_Instruction:_
Please print every record below exactly as it appears.

☆ ☆ ☆ ☆ ☆

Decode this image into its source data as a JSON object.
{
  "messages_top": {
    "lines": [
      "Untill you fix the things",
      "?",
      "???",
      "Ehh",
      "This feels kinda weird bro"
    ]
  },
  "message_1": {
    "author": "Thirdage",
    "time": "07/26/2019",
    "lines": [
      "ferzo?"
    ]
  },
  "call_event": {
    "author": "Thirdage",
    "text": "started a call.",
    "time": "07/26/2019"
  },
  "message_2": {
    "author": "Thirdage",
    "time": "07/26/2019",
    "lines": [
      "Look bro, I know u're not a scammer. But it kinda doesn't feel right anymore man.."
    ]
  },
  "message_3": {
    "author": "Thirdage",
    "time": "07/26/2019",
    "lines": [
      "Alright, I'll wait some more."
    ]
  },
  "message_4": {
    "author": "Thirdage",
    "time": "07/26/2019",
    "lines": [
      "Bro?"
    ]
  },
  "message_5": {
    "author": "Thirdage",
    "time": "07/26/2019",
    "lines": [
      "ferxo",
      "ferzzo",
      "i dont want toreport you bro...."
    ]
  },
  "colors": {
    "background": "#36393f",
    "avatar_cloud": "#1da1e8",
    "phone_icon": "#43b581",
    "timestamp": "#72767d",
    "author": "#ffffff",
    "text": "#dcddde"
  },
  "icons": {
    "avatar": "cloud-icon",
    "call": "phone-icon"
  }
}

☆ ☆ ☆ ☆ ☆

_Final answer:_
Decode this image into its source data as a JSON object.
{
  "messages_top": {
    "lines": [
      "Untill you fix the things",
      "?",
      "???",
      "Ehh",
      "This feels kinda weird bro"
    ]
  },
  "message_1": {
    "author": "Thirdage",
    "time": "07/26/2019",
    "lines": [
      "ferzo?"
    ]
  },
  "call_event": {
    "author": "Thirdage",
    "text": "started a call.",
    "time": "07/26/2019"
  },
  "message_2": {
    "author": "Thirdage",
    "time": "07/26/2019",
    "lines": [
      "Look bro, I know u're not a scammer. But it kinda doesn't feel right anymore man.."
    ]
  },
  "message_3": {
    "author": "Thirdage",
    "time": "07/26/2019",
    "lines": [
      "Alright, I'll wait some more."
    ]
  },
  "message_4": {
    "author": "Thirdage",
    "time": "07/26/2019",
    "lines": [
      "Bro?"
    ]
  },
  "message_5": {
    "author": "Thirdage",
    "time": "07/26/2019",
    "lines": [
      "ferxo",
      "ferzzo",
      "i dont want toreport you bro...."
    ]
  },
  "colors": {
    "background": "#36393f",
    "avatar_cloud": "#1da1e8",
    "phone_icon": "#43b581",
    "timestamp": "#72767d",
    "author": "#ffffff",
    "text": "#dcddde"
  },
  "icons": {
    "avatar": "cloud-icon",
    "call": "phone-icon"
  }
}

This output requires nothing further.